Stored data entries
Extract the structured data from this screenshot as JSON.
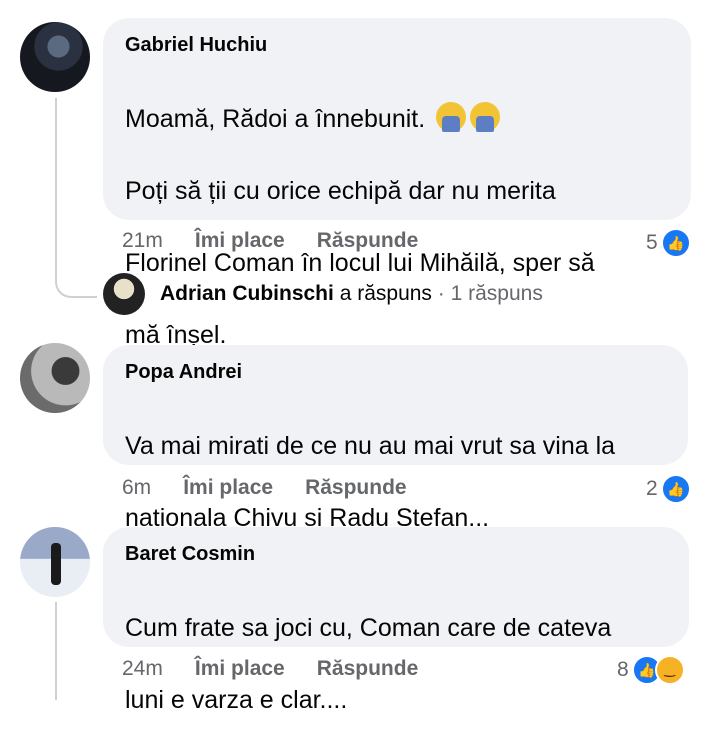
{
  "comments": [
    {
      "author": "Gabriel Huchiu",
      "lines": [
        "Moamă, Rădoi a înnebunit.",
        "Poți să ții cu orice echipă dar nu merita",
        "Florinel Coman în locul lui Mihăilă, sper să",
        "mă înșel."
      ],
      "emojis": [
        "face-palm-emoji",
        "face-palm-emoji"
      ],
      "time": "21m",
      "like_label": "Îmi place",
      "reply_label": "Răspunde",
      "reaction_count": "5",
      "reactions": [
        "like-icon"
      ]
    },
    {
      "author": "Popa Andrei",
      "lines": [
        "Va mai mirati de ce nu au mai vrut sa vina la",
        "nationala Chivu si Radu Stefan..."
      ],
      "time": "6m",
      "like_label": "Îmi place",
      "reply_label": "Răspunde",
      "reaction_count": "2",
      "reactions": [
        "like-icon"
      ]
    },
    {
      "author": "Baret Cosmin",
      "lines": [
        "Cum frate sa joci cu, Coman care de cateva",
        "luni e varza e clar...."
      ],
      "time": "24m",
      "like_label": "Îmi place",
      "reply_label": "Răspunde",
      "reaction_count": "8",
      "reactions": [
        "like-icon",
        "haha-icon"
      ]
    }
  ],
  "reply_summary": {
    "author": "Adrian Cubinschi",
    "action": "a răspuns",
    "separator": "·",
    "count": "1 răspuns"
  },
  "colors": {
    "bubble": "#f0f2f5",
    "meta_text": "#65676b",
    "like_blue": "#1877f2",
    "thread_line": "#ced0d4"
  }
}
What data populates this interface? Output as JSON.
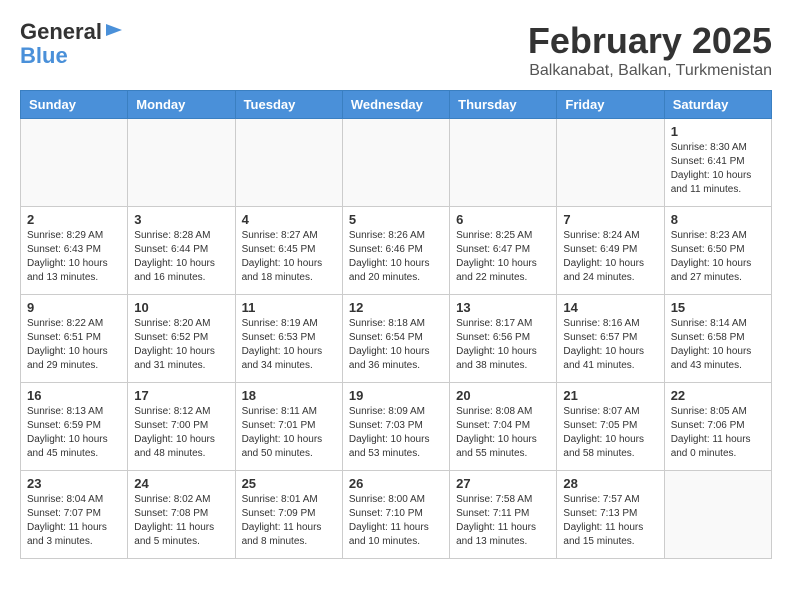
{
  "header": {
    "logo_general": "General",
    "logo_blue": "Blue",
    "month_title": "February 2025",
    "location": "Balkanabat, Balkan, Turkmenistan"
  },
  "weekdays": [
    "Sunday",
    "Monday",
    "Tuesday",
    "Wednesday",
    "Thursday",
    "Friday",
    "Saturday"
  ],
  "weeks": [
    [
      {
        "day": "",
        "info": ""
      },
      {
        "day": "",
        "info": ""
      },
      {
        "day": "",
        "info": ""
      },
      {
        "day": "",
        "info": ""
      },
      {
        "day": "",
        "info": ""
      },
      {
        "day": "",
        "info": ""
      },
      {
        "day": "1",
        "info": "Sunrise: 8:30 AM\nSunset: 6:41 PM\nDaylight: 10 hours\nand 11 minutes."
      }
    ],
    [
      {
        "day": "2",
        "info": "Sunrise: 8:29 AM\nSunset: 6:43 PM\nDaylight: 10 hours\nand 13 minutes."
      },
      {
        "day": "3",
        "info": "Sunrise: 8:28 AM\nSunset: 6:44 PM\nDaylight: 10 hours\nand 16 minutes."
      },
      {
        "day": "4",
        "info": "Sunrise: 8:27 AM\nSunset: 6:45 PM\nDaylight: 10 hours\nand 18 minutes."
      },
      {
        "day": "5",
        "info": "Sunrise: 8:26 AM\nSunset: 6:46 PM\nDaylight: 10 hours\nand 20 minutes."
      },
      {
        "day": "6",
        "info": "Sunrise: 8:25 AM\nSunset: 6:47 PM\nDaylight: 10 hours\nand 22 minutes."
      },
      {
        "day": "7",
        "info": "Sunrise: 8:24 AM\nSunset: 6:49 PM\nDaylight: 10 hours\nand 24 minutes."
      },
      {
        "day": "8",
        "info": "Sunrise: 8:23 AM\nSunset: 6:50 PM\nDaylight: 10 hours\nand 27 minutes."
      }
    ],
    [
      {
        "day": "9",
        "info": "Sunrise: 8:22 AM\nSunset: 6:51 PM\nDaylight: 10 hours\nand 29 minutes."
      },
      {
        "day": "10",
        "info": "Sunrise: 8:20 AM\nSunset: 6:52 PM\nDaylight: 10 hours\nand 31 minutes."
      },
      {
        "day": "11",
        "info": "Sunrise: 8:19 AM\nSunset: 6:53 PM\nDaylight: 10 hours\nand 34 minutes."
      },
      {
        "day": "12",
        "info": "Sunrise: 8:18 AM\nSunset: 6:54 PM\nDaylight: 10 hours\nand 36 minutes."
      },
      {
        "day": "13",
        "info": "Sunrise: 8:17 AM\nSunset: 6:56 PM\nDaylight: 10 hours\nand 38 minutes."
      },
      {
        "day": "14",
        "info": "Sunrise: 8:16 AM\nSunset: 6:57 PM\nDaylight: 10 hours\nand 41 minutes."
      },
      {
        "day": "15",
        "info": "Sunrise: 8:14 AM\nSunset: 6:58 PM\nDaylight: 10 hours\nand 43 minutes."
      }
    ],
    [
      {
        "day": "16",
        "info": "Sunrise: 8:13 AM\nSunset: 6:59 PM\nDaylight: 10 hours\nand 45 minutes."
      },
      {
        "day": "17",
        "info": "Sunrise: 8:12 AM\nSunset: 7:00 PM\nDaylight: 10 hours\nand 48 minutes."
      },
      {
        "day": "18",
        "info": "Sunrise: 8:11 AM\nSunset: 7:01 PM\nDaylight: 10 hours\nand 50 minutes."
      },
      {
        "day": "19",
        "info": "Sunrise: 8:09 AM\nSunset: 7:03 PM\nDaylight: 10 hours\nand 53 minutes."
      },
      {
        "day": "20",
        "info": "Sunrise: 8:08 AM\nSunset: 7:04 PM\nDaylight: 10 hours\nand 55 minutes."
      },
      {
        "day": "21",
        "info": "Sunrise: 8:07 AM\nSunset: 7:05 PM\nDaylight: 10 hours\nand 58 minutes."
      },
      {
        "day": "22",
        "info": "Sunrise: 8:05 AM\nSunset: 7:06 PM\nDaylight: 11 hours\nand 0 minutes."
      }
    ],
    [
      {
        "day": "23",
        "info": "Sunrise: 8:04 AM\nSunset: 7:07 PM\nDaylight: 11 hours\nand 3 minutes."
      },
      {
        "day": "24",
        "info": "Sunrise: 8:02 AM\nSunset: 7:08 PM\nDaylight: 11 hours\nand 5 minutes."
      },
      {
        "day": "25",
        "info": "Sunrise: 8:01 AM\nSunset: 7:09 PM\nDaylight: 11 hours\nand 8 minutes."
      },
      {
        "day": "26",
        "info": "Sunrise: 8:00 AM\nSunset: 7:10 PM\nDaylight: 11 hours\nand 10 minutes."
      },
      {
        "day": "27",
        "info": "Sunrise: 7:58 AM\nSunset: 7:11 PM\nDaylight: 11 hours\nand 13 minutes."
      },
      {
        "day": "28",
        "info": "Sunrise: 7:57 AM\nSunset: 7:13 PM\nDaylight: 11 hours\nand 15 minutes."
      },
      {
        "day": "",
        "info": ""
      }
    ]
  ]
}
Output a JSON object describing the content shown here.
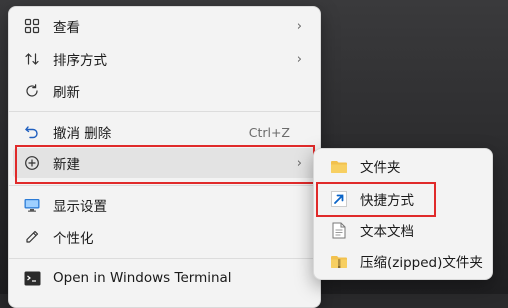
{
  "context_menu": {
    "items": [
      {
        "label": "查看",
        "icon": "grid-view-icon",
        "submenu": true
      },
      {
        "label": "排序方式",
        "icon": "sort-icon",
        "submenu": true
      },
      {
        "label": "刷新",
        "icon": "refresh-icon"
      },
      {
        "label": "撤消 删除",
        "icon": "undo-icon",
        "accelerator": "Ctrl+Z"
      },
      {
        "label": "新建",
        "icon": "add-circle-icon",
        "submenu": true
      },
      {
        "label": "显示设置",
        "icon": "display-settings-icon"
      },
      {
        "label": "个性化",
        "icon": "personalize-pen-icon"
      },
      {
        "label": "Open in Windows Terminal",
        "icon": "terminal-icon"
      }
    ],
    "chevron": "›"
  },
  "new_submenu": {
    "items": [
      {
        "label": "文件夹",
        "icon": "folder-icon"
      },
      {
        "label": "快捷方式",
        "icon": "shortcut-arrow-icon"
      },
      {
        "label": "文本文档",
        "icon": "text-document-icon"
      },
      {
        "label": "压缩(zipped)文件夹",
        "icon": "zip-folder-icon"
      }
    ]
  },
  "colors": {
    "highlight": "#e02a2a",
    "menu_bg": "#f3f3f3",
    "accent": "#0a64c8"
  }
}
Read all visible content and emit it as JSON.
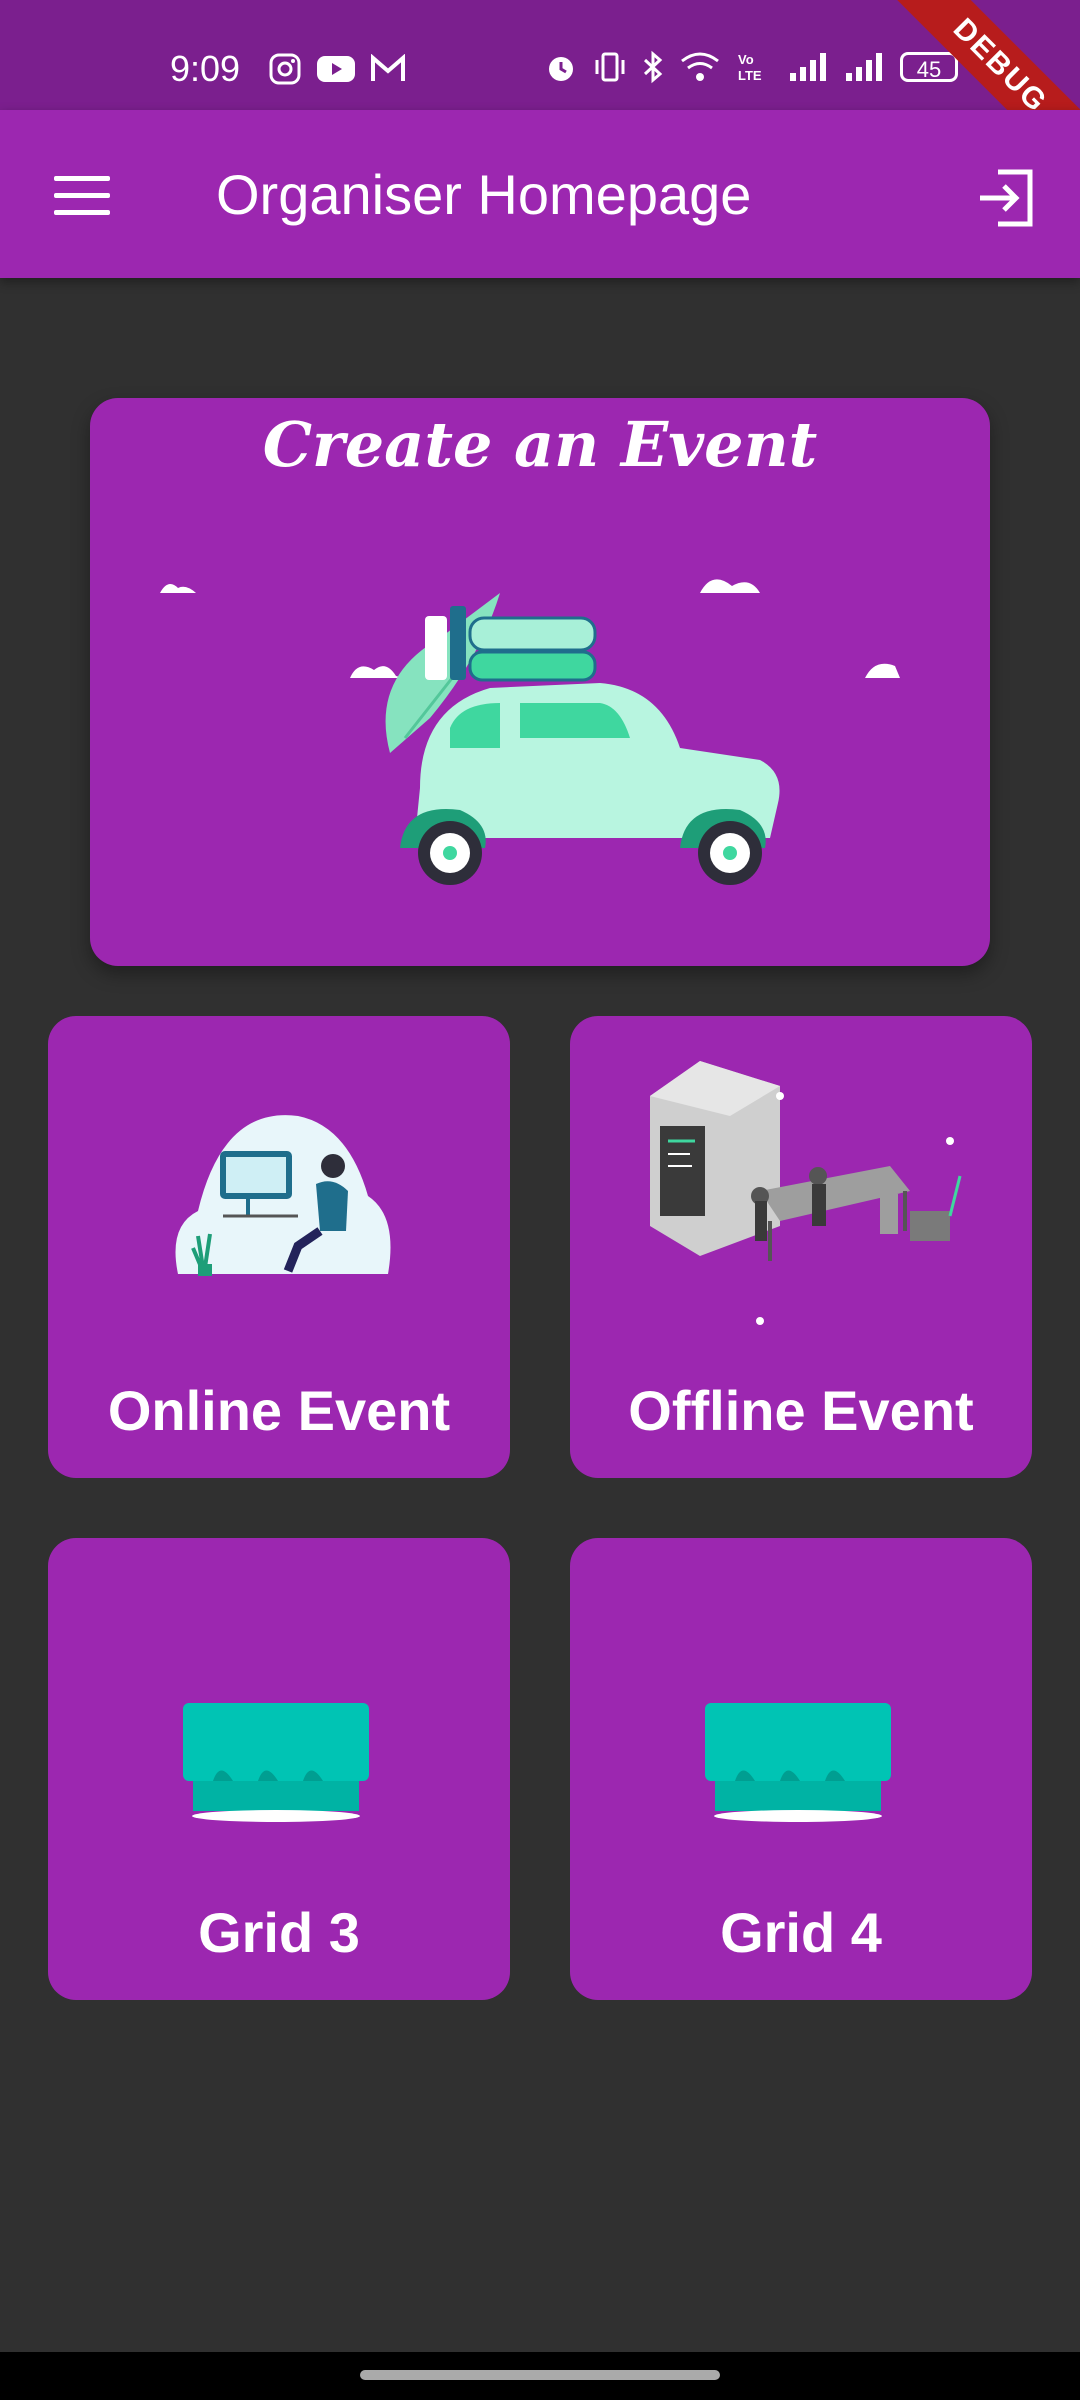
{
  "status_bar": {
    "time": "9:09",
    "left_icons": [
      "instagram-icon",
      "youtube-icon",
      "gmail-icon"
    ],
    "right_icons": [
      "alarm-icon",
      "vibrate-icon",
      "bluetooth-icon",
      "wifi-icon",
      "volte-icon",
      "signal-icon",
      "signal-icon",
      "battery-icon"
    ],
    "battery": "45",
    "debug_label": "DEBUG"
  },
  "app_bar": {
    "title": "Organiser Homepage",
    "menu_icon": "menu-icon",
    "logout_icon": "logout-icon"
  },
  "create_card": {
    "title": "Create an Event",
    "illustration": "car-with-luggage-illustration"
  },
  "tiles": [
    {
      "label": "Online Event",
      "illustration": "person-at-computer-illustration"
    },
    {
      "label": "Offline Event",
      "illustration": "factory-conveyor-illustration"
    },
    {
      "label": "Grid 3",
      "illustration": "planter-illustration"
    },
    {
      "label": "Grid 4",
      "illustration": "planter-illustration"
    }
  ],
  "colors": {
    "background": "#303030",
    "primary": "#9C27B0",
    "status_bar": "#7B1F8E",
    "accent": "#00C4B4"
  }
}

Goal of the exercise -> Find the word "this" in the material, then list each line that holds it.

Problem solution ->
Extract the structured data from this screenshot as JSON.
What data populates this interface? Output as JSON.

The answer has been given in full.